===== Input rows =====

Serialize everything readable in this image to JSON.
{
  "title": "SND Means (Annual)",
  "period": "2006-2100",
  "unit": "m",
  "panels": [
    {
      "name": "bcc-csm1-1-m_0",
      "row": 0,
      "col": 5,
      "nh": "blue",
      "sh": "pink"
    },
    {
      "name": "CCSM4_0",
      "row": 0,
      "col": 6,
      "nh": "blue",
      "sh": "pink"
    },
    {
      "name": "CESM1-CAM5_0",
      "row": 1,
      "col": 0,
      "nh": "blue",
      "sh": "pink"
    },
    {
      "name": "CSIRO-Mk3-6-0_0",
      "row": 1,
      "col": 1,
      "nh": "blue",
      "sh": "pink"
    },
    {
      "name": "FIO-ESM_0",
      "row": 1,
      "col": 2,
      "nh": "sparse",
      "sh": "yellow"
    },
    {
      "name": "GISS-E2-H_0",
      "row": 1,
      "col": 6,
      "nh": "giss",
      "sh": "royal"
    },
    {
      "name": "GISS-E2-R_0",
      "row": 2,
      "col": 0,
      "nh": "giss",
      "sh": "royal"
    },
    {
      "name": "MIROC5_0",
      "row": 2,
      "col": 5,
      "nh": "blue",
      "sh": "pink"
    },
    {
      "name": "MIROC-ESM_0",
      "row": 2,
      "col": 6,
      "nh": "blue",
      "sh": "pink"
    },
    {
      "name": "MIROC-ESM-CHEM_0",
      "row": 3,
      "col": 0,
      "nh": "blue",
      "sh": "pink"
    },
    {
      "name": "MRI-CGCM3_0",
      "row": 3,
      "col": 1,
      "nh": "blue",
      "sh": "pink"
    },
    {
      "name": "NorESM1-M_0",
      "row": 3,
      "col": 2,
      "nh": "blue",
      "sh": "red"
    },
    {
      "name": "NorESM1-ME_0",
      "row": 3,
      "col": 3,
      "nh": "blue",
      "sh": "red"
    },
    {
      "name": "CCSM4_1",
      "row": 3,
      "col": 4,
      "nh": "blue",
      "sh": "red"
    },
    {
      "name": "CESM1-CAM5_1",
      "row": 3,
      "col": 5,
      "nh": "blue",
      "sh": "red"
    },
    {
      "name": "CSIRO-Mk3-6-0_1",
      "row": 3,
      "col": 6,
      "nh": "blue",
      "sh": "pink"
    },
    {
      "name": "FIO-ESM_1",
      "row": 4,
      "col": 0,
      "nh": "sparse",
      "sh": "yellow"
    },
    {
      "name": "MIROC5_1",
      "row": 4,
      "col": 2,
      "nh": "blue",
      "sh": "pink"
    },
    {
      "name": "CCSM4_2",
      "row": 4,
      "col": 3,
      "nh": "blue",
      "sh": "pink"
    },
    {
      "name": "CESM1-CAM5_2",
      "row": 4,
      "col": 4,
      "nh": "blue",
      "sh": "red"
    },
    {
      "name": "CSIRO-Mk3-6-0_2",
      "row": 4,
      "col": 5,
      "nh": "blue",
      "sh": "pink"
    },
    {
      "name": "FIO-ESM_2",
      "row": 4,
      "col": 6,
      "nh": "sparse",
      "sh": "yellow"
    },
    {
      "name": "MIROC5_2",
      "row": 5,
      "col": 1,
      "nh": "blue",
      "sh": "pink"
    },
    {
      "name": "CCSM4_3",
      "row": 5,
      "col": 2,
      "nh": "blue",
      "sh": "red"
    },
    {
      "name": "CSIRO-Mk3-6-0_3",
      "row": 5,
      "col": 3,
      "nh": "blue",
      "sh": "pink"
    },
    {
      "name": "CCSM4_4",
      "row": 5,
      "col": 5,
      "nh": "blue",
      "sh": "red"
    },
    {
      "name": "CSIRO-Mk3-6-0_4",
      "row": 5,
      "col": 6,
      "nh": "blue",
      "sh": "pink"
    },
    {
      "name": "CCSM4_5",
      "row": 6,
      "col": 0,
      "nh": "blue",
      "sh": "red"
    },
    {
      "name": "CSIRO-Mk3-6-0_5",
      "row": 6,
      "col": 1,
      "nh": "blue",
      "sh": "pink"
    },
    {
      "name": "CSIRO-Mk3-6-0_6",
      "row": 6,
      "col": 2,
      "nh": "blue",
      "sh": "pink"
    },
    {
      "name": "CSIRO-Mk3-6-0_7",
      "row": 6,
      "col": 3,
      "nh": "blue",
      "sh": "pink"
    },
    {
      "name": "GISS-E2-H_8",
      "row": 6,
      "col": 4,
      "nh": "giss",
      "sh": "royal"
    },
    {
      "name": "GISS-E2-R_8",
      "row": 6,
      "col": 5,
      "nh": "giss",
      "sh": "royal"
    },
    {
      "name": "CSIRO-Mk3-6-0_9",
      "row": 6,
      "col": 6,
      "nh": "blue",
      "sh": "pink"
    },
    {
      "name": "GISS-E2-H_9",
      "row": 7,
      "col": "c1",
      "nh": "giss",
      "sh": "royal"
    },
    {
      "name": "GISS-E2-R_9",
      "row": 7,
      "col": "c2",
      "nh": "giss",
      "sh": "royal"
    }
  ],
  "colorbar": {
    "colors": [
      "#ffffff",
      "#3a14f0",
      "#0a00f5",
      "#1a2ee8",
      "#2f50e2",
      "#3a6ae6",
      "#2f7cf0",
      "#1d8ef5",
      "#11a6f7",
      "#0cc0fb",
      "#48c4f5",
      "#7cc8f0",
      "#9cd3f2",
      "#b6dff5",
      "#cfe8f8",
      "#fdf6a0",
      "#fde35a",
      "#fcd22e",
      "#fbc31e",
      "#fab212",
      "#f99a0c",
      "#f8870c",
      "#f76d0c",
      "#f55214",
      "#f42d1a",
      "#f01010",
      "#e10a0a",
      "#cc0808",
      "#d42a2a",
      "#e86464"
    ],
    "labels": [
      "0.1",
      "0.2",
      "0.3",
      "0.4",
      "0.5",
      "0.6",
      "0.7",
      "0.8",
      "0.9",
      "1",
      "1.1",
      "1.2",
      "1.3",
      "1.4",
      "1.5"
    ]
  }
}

=====

_Problem_:
Find every line in the records that contains the word "CSIRO"; copy those lines.

_Problem solution_:
      "name": "CSIRO-Mk3-6-0_0",
      "name": "CSIRO-Mk3-6-0_1",
      "name": "CSIRO-Mk3-6-0_2",
      "name": "CSIRO-Mk3-6-0_3",
      "name": "CSIRO-Mk3-6-0_4",
      "name": "CSIRO-Mk3-6-0_5",
      "name": "CSIRO-Mk3-6-0_6",
      "name": "CSIRO-Mk3-6-0_7",
      "name": "CSIRO-Mk3-6-0_9",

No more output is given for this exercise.